▸ Task: Provide an exact copy of the data, excluding the images.

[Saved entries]
============================================================
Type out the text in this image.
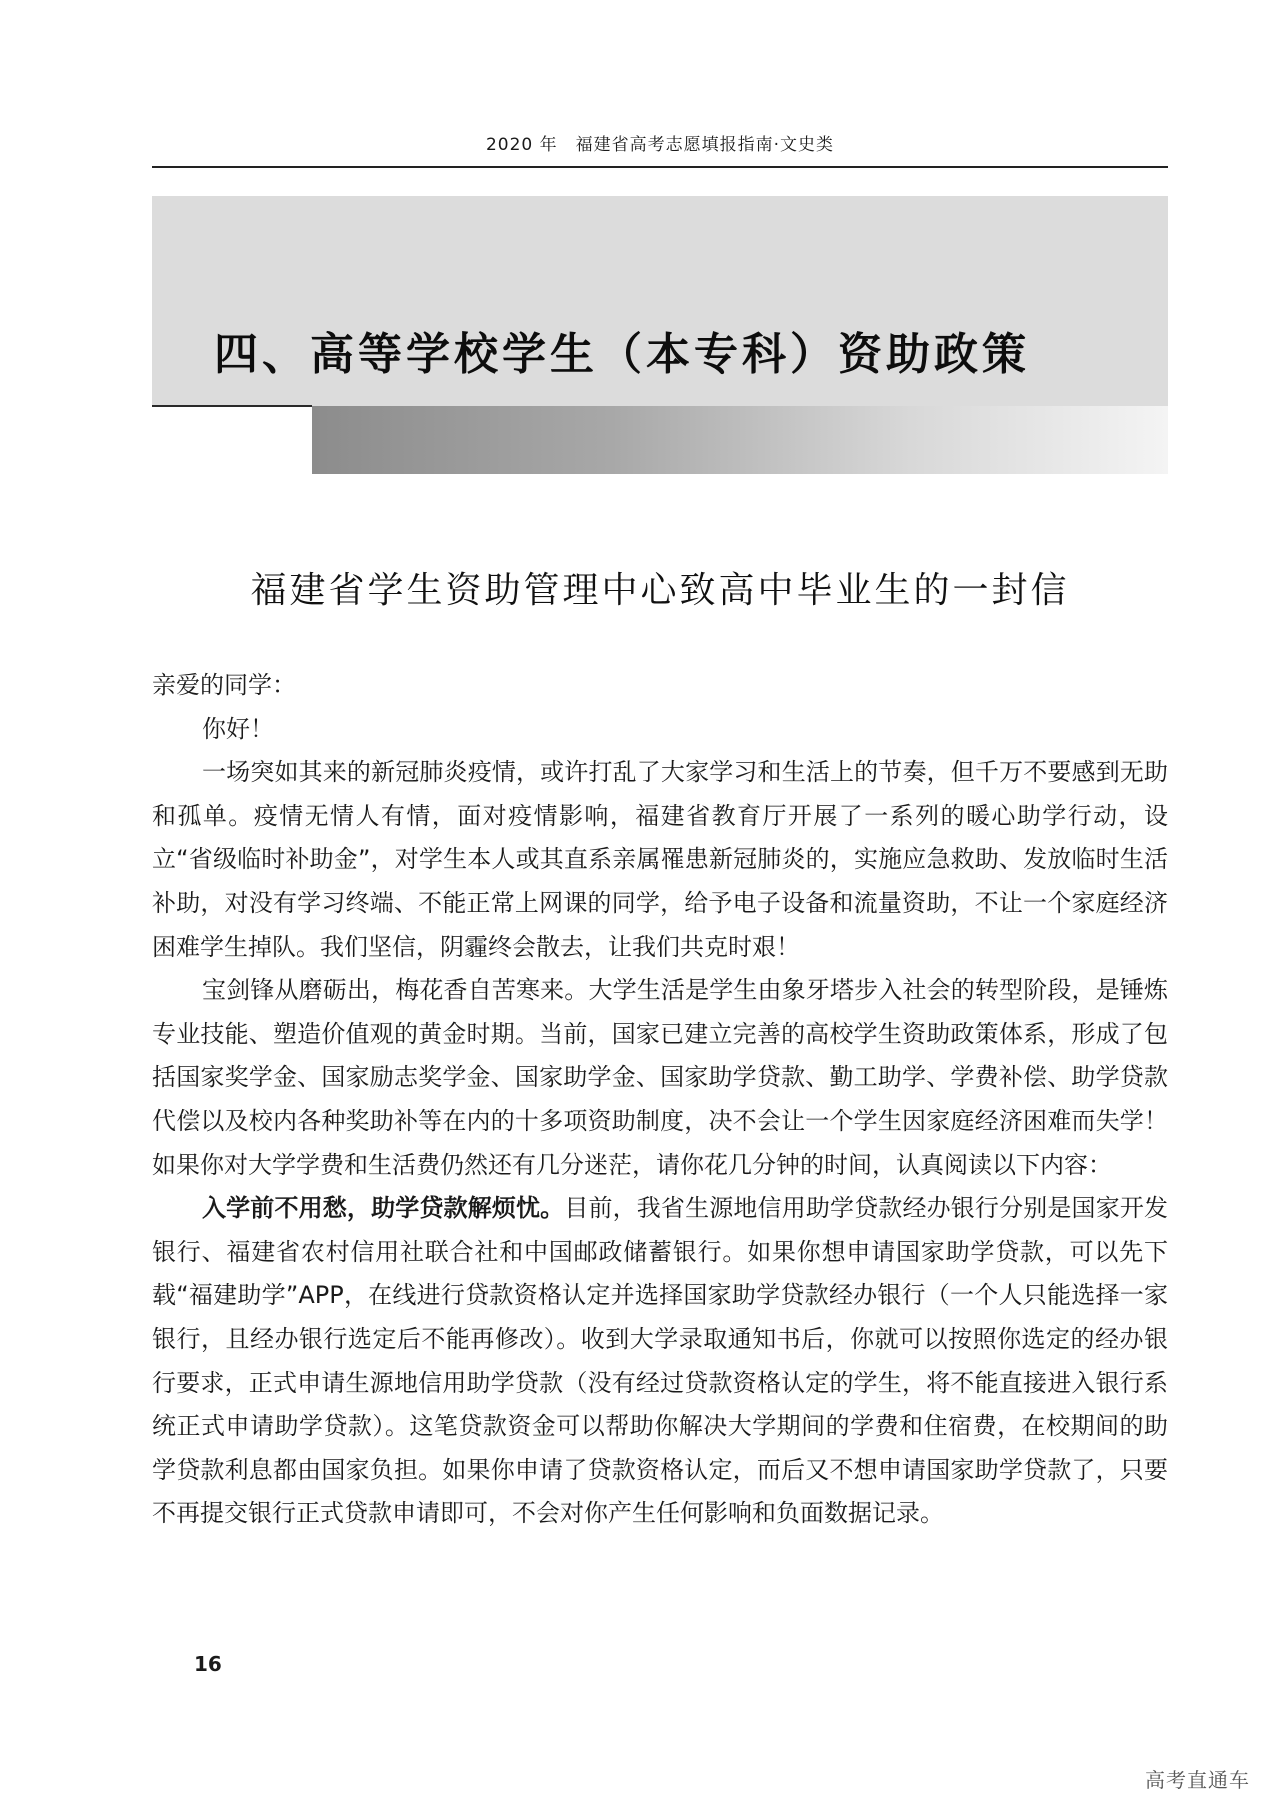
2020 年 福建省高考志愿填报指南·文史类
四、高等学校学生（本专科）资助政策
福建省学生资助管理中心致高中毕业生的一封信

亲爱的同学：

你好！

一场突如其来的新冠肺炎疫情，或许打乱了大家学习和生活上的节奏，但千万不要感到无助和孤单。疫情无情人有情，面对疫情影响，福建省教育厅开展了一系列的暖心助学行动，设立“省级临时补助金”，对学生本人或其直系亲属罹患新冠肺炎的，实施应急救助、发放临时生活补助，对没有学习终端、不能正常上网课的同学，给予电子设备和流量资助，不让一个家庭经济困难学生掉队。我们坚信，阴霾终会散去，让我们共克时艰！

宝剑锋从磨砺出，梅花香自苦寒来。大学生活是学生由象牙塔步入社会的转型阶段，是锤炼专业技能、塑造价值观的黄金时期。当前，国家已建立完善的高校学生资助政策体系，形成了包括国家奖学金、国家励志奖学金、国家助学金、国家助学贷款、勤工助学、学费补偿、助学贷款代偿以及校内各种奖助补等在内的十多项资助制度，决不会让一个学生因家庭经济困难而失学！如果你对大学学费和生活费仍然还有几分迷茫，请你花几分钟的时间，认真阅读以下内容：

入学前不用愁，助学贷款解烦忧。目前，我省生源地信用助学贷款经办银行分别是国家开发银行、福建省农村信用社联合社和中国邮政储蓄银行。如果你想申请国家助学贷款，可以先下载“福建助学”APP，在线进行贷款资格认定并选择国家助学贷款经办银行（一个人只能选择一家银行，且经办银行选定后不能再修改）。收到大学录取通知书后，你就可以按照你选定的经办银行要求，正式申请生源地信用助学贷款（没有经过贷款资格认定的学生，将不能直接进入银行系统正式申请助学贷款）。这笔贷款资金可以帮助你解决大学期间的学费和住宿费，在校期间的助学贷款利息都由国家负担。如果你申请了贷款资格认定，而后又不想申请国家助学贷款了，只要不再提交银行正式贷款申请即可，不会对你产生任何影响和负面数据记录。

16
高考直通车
============================================================
▸ Task result:
Type out the text in this image.
2020 年 福建省高考志愿填报指南·文史类
四、高等学校学生（本专科）资助政策
福建省学生资助管理中心致高中毕业生的一封信

亲爱的同学：

你好！

一场突如其来的新冠肺炎疫情，或许打乱了大家学习和生活上的节奏，但千万不要感到无助和孤单。疫情无情人有情，面对疫情影响，福建省教育厅开展了一系列的暖心助学行动，设立“省级临时补助金”，对学生本人或其直系亲属罹患新冠肺炎的，实施应急救助、发放临时生活补助，对没有学习终端、不能正常上网课的同学，给予电子设备和流量资助，不让一个家庭经济困难学生掉队。我们坚信，阴霾终会散去，让我们共克时艰！

宝剑锋从磨砺出，梅花香自苦寒来。大学生活是学生由象牙塔步入社会的转型阶段，是锤炼专业技能、塑造价值观的黄金时期。当前，国家已建立完善的高校学生资助政策体系，形成了包括国家奖学金、国家励志奖学金、国家助学金、国家助学贷款、勤工助学、学费补偿、助学贷款代偿以及校内各种奖助补等在内的十多项资助制度，决不会让一个学生因家庭经济困难而失学！如果你对大学学费和生活费仍然还有几分迷茫，请你花几分钟的时间，认真阅读以下内容：

入学前不用愁，助学贷款解烦忧。目前，我省生源地信用助学贷款经办银行分别是国家开发银行、福建省农村信用社联合社和中国邮政储蓄银行。如果你想申请国家助学贷款，可以先下载“福建助学”APP，在线进行贷款资格认定并选择国家助学贷款经办银行（一个人只能选择一家银行，且经办银行选定后不能再修改）。收到大学录取通知书后，你就可以按照你选定的经办银行要求，正式申请生源地信用助学贷款（没有经过贷款资格认定的学生，将不能直接进入银行系统正式申请助学贷款）。这笔贷款资金可以帮助你解决大学期间的学费和住宿费，在校期间的助学贷款利息都由国家负担。如果你申请了贷款资格认定，而后又不想申请国家助学贷款了，只要不再提交银行正式贷款申请即可，不会对你产生任何影响和负面数据记录。

16
高考直通车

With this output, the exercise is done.